- _RECORDS SHOWN_
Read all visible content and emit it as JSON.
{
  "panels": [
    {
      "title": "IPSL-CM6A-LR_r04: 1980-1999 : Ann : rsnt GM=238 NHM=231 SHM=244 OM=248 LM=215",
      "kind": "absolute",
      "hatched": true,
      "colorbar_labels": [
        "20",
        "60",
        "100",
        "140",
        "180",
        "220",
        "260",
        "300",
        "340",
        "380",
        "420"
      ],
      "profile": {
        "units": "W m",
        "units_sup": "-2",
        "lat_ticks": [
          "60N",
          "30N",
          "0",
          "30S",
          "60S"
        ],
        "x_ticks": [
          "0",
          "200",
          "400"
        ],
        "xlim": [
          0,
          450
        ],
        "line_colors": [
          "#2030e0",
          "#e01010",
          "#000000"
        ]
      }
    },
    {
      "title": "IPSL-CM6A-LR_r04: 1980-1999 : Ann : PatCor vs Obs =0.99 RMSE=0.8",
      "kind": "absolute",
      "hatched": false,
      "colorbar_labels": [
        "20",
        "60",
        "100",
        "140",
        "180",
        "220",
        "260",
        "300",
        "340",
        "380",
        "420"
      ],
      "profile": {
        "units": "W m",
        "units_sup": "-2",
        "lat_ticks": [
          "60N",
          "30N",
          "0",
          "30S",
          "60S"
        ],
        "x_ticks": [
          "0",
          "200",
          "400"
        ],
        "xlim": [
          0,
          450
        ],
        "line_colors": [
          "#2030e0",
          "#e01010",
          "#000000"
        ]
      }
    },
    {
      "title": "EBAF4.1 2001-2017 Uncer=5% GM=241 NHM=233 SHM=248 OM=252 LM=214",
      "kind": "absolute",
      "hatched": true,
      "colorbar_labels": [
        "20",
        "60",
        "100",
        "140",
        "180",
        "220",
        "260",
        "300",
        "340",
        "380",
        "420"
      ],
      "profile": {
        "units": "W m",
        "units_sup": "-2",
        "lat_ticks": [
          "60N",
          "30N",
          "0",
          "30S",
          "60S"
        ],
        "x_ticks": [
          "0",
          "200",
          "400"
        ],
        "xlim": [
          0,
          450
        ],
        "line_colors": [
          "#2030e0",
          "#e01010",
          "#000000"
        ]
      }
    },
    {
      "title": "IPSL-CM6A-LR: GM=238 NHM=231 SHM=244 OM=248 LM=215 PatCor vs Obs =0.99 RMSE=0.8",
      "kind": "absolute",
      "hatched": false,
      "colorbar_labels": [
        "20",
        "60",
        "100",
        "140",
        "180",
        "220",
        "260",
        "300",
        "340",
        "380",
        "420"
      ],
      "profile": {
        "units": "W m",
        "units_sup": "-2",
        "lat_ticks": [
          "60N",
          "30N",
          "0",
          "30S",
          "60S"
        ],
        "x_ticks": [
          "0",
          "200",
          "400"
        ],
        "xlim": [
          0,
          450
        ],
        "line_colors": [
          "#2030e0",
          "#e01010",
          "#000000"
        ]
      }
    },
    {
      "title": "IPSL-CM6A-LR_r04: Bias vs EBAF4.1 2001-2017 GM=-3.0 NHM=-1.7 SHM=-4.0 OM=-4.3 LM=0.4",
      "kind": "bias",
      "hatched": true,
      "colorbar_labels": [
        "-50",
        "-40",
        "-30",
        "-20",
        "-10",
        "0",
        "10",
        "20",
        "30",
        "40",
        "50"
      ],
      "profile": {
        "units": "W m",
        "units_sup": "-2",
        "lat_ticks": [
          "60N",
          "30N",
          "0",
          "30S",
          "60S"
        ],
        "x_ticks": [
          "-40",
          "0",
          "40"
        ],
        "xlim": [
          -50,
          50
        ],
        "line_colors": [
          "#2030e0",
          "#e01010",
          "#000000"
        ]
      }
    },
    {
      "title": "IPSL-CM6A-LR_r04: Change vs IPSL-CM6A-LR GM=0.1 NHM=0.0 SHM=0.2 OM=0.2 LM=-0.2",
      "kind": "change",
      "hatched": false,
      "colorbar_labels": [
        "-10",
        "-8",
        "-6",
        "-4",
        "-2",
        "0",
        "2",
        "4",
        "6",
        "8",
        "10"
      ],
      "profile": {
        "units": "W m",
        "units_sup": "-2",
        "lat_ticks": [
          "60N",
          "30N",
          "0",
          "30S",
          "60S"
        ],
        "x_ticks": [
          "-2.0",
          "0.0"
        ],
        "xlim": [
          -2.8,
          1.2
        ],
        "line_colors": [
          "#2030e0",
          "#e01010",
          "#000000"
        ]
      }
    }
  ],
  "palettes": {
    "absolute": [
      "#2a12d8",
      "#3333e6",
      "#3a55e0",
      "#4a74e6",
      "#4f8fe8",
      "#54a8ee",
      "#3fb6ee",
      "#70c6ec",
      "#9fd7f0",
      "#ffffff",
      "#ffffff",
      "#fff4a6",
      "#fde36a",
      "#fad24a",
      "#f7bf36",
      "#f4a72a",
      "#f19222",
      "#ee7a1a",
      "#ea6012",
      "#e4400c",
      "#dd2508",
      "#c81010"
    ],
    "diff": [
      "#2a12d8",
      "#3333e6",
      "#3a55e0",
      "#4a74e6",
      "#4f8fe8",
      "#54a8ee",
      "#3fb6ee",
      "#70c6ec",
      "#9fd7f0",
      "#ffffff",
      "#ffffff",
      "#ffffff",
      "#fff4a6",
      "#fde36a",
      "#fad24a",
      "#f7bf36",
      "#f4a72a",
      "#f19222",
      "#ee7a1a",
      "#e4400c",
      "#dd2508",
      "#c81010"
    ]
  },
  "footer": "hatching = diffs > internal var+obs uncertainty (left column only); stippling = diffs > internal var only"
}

- _GIVEN REQUEST_
The records above should be restated word for word, please.

- _PROBLEM SOLUTION_
Read all visible content and emit it as JSON.
{
  "panels": [
    {
      "title": "IPSL-CM6A-LR_r04: 1980-1999 : Ann : rsnt GM=238 NHM=231 SHM=244 OM=248 LM=215",
      "kind": "absolute",
      "hatched": true,
      "colorbar_labels": [
        "20",
        "60",
        "100",
        "140",
        "180",
        "220",
        "260",
        "300",
        "340",
        "380",
        "420"
      ],
      "profile": {
        "units": "W m",
        "units_sup": "-2",
        "lat_ticks": [
          "60N",
          "30N",
          "0",
          "30S",
          "60S"
        ],
        "x_ticks": [
          "0",
          "200",
          "400"
        ],
        "xlim": [
          0,
          450
        ],
        "line_colors": [
          "#2030e0",
          "#e01010",
          "#000000"
        ]
      }
    },
    {
      "title": "IPSL-CM6A-LR_r04: 1980-1999 : Ann : PatCor vs Obs =0.99 RMSE=0.8",
      "kind": "absolute",
      "hatched": false,
      "colorbar_labels": [
        "20",
        "60",
        "100",
        "140",
        "180",
        "220",
        "260",
        "300",
        "340",
        "380",
        "420"
      ],
      "profile": {
        "units": "W m",
        "units_sup": "-2",
        "lat_ticks": [
          "60N",
          "30N",
          "0",
          "30S",
          "60S"
        ],
        "x_ticks": [
          "0",
          "200",
          "400"
        ],
        "xlim": [
          0,
          450
        ],
        "line_colors": [
          "#2030e0",
          "#e01010",
          "#000000"
        ]
      }
    },
    {
      "title": "EBAF4.1 2001-2017 Uncer=5% GM=241 NHM=233 SHM=248 OM=252 LM=214",
      "kind": "absolute",
      "hatched": true,
      "colorbar_labels": [
        "20",
        "60",
        "100",
        "140",
        "180",
        "220",
        "260",
        "300",
        "340",
        "380",
        "420"
      ],
      "profile": {
        "units": "W m",
        "units_sup": "-2",
        "lat_ticks": [
          "60N",
          "30N",
          "0",
          "30S",
          "60S"
        ],
        "x_ticks": [
          "0",
          "200",
          "400"
        ],
        "xlim": [
          0,
          450
        ],
        "line_colors": [
          "#2030e0",
          "#e01010",
          "#000000"
        ]
      }
    },
    {
      "title": "IPSL-CM6A-LR: GM=238 NHM=231 SHM=244 OM=248 LM=215 PatCor vs Obs =0.99 RMSE=0.8",
      "kind": "absolute",
      "hatched": false,
      "colorbar_labels": [
        "20",
        "60",
        "100",
        "140",
        "180",
        "220",
        "260",
        "300",
        "340",
        "380",
        "420"
      ],
      "profile": {
        "units": "W m",
        "units_sup": "-2",
        "lat_ticks": [
          "60N",
          "30N",
          "0",
          "30S",
          "60S"
        ],
        "x_ticks": [
          "0",
          "200",
          "400"
        ],
        "xlim": [
          0,
          450
        ],
        "line_colors": [
          "#2030e0",
          "#e01010",
          "#000000"
        ]
      }
    },
    {
      "title": "IPSL-CM6A-LR_r04: Bias vs EBAF4.1 2001-2017 GM=-3.0 NHM=-1.7 SHM=-4.0 OM=-4.3 LM=0.4",
      "kind": "bias",
      "hatched": true,
      "colorbar_labels": [
        "-50",
        "-40",
        "-30",
        "-20",
        "-10",
        "0",
        "10",
        "20",
        "30",
        "40",
        "50"
      ],
      "profile": {
        "units": "W m",
        "units_sup": "-2",
        "lat_ticks": [
          "60N",
          "30N",
          "0",
          "30S",
          "60S"
        ],
        "x_ticks": [
          "-40",
          "0",
          "40"
        ],
        "xlim": [
          -50,
          50
        ],
        "line_colors": [
          "#2030e0",
          "#e01010",
          "#000000"
        ]
      }
    },
    {
      "title": "IPSL-CM6A-LR_r04: Change vs IPSL-CM6A-LR GM=0.1 NHM=0.0 SHM=0.2 OM=0.2 LM=-0.2",
      "kind": "change",
      "hatched": false,
      "colorbar_labels": [
        "-10",
        "-8",
        "-6",
        "-4",
        "-2",
        "0",
        "2",
        "4",
        "6",
        "8",
        "10"
      ],
      "profile": {
        "units": "W m",
        "units_sup": "-2",
        "lat_ticks": [
          "60N",
          "30N",
          "0",
          "30S",
          "60S"
        ],
        "x_ticks": [
          "-2.0",
          "0.0"
        ],
        "xlim": [
          -2.8,
          1.2
        ],
        "line_colors": [
          "#2030e0",
          "#e01010",
          "#000000"
        ]
      }
    }
  ],
  "palettes": {
    "absolute": [
      "#2a12d8",
      "#3333e6",
      "#3a55e0",
      "#4a74e6",
      "#4f8fe8",
      "#54a8ee",
      "#3fb6ee",
      "#70c6ec",
      "#9fd7f0",
      "#ffffff",
      "#ffffff",
      "#fff4a6",
      "#fde36a",
      "#fad24a",
      "#f7bf36",
      "#f4a72a",
      "#f19222",
      "#ee7a1a",
      "#ea6012",
      "#e4400c",
      "#dd2508",
      "#c81010"
    ],
    "diff": [
      "#2a12d8",
      "#3333e6",
      "#3a55e0",
      "#4a74e6",
      "#4f8fe8",
      "#54a8ee",
      "#3fb6ee",
      "#70c6ec",
      "#9fd7f0",
      "#ffffff",
      "#ffffff",
      "#ffffff",
      "#fff4a6",
      "#fde36a",
      "#fad24a",
      "#f7bf36",
      "#f4a72a",
      "#f19222",
      "#ee7a1a",
      "#e4400c",
      "#dd2508",
      "#c81010"
    ]
  },
  "footer": "hatching = diffs > internal var+obs uncertainty (left column only); stippling = diffs > internal var only"
}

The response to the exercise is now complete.